▶ Task objective:
Reproduce the records exactly.

───── Records for processing ─────

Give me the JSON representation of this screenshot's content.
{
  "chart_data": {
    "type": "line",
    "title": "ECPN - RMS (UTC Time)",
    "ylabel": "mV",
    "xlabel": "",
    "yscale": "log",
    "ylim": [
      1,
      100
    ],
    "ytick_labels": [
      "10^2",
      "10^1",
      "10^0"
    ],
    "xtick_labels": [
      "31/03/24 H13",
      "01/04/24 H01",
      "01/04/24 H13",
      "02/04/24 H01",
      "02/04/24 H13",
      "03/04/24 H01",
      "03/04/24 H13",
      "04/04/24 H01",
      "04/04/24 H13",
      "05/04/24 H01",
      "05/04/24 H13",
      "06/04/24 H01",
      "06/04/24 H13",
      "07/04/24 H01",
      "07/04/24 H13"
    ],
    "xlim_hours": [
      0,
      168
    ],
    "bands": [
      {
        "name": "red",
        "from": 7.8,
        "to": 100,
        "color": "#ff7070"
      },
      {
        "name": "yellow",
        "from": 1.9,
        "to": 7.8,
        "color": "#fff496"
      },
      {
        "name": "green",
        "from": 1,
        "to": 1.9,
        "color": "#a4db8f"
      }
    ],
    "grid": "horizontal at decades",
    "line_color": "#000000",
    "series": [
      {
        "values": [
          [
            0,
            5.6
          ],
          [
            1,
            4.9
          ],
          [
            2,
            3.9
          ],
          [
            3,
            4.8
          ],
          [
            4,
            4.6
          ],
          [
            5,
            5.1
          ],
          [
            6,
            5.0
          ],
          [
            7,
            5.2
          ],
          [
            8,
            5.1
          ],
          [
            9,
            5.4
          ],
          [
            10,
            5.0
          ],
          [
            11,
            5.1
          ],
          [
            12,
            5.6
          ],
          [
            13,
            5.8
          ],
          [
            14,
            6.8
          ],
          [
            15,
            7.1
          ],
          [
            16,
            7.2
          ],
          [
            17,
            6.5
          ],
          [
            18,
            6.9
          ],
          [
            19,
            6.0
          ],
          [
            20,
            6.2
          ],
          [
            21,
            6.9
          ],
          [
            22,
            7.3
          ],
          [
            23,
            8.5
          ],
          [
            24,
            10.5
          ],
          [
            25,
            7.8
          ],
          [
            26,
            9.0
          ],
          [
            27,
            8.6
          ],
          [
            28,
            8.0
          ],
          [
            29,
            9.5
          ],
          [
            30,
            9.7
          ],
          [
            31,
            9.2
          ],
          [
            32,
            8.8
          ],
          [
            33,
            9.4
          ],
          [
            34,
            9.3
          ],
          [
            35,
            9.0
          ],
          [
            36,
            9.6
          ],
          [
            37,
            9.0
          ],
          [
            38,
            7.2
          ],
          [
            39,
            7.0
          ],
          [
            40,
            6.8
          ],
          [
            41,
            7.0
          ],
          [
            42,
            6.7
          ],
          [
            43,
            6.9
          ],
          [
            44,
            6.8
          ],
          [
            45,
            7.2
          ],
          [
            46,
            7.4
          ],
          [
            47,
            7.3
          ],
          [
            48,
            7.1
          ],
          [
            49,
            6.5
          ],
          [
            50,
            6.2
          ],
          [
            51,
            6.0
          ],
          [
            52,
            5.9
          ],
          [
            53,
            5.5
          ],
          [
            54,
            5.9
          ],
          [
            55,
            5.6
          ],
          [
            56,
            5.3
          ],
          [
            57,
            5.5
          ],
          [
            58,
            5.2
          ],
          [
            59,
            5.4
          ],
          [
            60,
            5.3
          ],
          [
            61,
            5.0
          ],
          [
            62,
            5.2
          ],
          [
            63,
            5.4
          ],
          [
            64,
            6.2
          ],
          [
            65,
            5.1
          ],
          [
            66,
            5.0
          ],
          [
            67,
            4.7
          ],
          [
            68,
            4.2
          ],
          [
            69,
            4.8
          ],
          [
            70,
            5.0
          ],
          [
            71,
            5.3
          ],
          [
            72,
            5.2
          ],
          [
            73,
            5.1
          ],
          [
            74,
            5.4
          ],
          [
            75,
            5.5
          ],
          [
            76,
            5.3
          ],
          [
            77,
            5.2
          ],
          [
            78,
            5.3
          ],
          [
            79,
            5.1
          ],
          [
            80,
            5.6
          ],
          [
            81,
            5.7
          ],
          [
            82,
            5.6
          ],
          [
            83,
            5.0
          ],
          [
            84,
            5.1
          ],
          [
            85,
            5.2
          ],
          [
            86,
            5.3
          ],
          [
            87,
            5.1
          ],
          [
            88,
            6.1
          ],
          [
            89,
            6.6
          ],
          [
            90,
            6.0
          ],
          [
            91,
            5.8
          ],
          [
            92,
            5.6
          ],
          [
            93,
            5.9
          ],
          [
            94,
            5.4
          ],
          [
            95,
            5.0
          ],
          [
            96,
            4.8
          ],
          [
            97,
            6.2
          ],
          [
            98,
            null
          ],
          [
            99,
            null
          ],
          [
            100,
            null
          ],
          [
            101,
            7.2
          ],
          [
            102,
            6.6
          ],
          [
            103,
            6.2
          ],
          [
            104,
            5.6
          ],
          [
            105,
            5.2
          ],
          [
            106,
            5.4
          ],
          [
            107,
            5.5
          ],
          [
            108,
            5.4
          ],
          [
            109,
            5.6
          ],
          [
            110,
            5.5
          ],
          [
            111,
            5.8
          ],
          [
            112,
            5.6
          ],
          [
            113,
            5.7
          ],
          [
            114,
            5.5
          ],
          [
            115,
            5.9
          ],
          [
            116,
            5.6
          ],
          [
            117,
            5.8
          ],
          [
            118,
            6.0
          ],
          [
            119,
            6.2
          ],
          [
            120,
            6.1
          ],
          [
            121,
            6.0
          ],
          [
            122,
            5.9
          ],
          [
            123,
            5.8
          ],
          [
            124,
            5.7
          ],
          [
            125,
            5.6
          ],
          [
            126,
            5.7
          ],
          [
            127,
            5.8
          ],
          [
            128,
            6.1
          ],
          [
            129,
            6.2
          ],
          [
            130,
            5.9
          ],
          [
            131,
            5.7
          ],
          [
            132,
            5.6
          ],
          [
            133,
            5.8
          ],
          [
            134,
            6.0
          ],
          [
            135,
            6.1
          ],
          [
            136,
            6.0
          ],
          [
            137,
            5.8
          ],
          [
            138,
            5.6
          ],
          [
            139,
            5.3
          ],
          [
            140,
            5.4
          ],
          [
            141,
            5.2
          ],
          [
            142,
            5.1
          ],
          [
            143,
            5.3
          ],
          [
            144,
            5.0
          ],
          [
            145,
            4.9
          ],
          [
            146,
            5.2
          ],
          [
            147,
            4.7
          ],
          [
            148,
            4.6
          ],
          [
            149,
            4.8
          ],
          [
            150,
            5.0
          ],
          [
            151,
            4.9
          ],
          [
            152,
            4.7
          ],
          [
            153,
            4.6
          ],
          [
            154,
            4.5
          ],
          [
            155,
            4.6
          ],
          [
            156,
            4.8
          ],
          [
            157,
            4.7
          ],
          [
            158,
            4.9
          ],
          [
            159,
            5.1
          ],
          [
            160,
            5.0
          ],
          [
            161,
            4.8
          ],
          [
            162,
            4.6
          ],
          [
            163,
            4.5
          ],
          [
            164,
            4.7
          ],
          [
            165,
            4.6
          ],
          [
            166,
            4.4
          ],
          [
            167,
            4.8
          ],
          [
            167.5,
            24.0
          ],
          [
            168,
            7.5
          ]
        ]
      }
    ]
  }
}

─────

▶ Written response:
Give me the JSON representation of this screenshot's content.
{
  "chart_data": {
    "type": "line",
    "title": "ECPN - RMS (UTC Time)",
    "ylabel": "mV",
    "xlabel": "",
    "yscale": "log",
    "ylim": [
      1,
      100
    ],
    "ytick_labels": [
      "10^2",
      "10^1",
      "10^0"
    ],
    "xtick_labels": [
      "31/03/24 H13",
      "01/04/24 H01",
      "01/04/24 H13",
      "02/04/24 H01",
      "02/04/24 H13",
      "03/04/24 H01",
      "03/04/24 H13",
      "04/04/24 H01",
      "04/04/24 H13",
      "05/04/24 H01",
      "05/04/24 H13",
      "06/04/24 H01",
      "06/04/24 H13",
      "07/04/24 H01",
      "07/04/24 H13"
    ],
    "xlim_hours": [
      0,
      168
    ],
    "bands": [
      {
        "name": "red",
        "from": 7.8,
        "to": 100,
        "color": "#ff7070"
      },
      {
        "name": "yellow",
        "from": 1.9,
        "to": 7.8,
        "color": "#fff496"
      },
      {
        "name": "green",
        "from": 1,
        "to": 1.9,
        "color": "#a4db8f"
      }
    ],
    "grid": "horizontal at decades",
    "line_color": "#000000",
    "series": [
      {
        "values": [
          [
            0,
            5.6
          ],
          [
            1,
            4.9
          ],
          [
            2,
            3.9
          ],
          [
            3,
            4.8
          ],
          [
            4,
            4.6
          ],
          [
            5,
            5.1
          ],
          [
            6,
            5.0
          ],
          [
            7,
            5.2
          ],
          [
            8,
            5.1
          ],
          [
            9,
            5.4
          ],
          [
            10,
            5.0
          ],
          [
            11,
            5.1
          ],
          [
            12,
            5.6
          ],
          [
            13,
            5.8
          ],
          [
            14,
            6.8
          ],
          [
            15,
            7.1
          ],
          [
            16,
            7.2
          ],
          [
            17,
            6.5
          ],
          [
            18,
            6.9
          ],
          [
            19,
            6.0
          ],
          [
            20,
            6.2
          ],
          [
            21,
            6.9
          ],
          [
            22,
            7.3
          ],
          [
            23,
            8.5
          ],
          [
            24,
            10.5
          ],
          [
            25,
            7.8
          ],
          [
            26,
            9.0
          ],
          [
            27,
            8.6
          ],
          [
            28,
            8.0
          ],
          [
            29,
            9.5
          ],
          [
            30,
            9.7
          ],
          [
            31,
            9.2
          ],
          [
            32,
            8.8
          ],
          [
            33,
            9.4
          ],
          [
            34,
            9.3
          ],
          [
            35,
            9.0
          ],
          [
            36,
            9.6
          ],
          [
            37,
            9.0
          ],
          [
            38,
            7.2
          ],
          [
            39,
            7.0
          ],
          [
            40,
            6.8
          ],
          [
            41,
            7.0
          ],
          [
            42,
            6.7
          ],
          [
            43,
            6.9
          ],
          [
            44,
            6.8
          ],
          [
            45,
            7.2
          ],
          [
            46,
            7.4
          ],
          [
            47,
            7.3
          ],
          [
            48,
            7.1
          ],
          [
            49,
            6.5
          ],
          [
            50,
            6.2
          ],
          [
            51,
            6.0
          ],
          [
            52,
            5.9
          ],
          [
            53,
            5.5
          ],
          [
            54,
            5.9
          ],
          [
            55,
            5.6
          ],
          [
            56,
            5.3
          ],
          [
            57,
            5.5
          ],
          [
            58,
            5.2
          ],
          [
            59,
            5.4
          ],
          [
            60,
            5.3
          ],
          [
            61,
            5.0
          ],
          [
            62,
            5.2
          ],
          [
            63,
            5.4
          ],
          [
            64,
            6.2
          ],
          [
            65,
            5.1
          ],
          [
            66,
            5.0
          ],
          [
            67,
            4.7
          ],
          [
            68,
            4.2
          ],
          [
            69,
            4.8
          ],
          [
            70,
            5.0
          ],
          [
            71,
            5.3
          ],
          [
            72,
            5.2
          ],
          [
            73,
            5.1
          ],
          [
            74,
            5.4
          ],
          [
            75,
            5.5
          ],
          [
            76,
            5.3
          ],
          [
            77,
            5.2
          ],
          [
            78,
            5.3
          ],
          [
            79,
            5.1
          ],
          [
            80,
            5.6
          ],
          [
            81,
            5.7
          ],
          [
            82,
            5.6
          ],
          [
            83,
            5.0
          ],
          [
            84,
            5.1
          ],
          [
            85,
            5.2
          ],
          [
            86,
            5.3
          ],
          [
            87,
            5.1
          ],
          [
            88,
            6.1
          ],
          [
            89,
            6.6
          ],
          [
            90,
            6.0
          ],
          [
            91,
            5.8
          ],
          [
            92,
            5.6
          ],
          [
            93,
            5.9
          ],
          [
            94,
            5.4
          ],
          [
            95,
            5.0
          ],
          [
            96,
            4.8
          ],
          [
            97,
            6.2
          ],
          [
            98,
            null
          ],
          [
            99,
            null
          ],
          [
            100,
            null
          ],
          [
            101,
            7.2
          ],
          [
            102,
            6.6
          ],
          [
            103,
            6.2
          ],
          [
            104,
            5.6
          ],
          [
            105,
            5.2
          ],
          [
            106,
            5.4
          ],
          [
            107,
            5.5
          ],
          [
            108,
            5.4
          ],
          [
            109,
            5.6
          ],
          [
            110,
            5.5
          ],
          [
            111,
            5.8
          ],
          [
            112,
            5.6
          ],
          [
            113,
            5.7
          ],
          [
            114,
            5.5
          ],
          [
            115,
            5.9
          ],
          [
            116,
            5.6
          ],
          [
            117,
            5.8
          ],
          [
            118,
            6.0
          ],
          [
            119,
            6.2
          ],
          [
            120,
            6.1
          ],
          [
            121,
            6.0
          ],
          [
            122,
            5.9
          ],
          [
            123,
            5.8
          ],
          [
            124,
            5.7
          ],
          [
            125,
            5.6
          ],
          [
            126,
            5.7
          ],
          [
            127,
            5.8
          ],
          [
            128,
            6.1
          ],
          [
            129,
            6.2
          ],
          [
            130,
            5.9
          ],
          [
            131,
            5.7
          ],
          [
            132,
            5.6
          ],
          [
            133,
            5.8
          ],
          [
            134,
            6.0
          ],
          [
            135,
            6.1
          ],
          [
            136,
            6.0
          ],
          [
            137,
            5.8
          ],
          [
            138,
            5.6
          ],
          [
            139,
            5.3
          ],
          [
            140,
            5.4
          ],
          [
            141,
            5.2
          ],
          [
            142,
            5.1
          ],
          [
            143,
            5.3
          ],
          [
            144,
            5.0
          ],
          [
            145,
            4.9
          ],
          [
            146,
            5.2
          ],
          [
            147,
            4.7
          ],
          [
            148,
            4.6
          ],
          [
            149,
            4.8
          ],
          [
            150,
            5.0
          ],
          [
            151,
            4.9
          ],
          [
            152,
            4.7
          ],
          [
            153,
            4.6
          ],
          [
            154,
            4.5
          ],
          [
            155,
            4.6
          ],
          [
            156,
            4.8
          ],
          [
            157,
            4.7
          ],
          [
            158,
            4.9
          ],
          [
            159,
            5.1
          ],
          [
            160,
            5.0
          ],
          [
            161,
            4.8
          ],
          [
            162,
            4.6
          ],
          [
            163,
            4.5
          ],
          [
            164,
            4.7
          ],
          [
            165,
            4.6
          ],
          [
            166,
            4.4
          ],
          [
            167,
            4.8
          ],
          [
            167.5,
            24.0
          ],
          [
            168,
            7.5
          ]
        ]
      }
    ]
  }
}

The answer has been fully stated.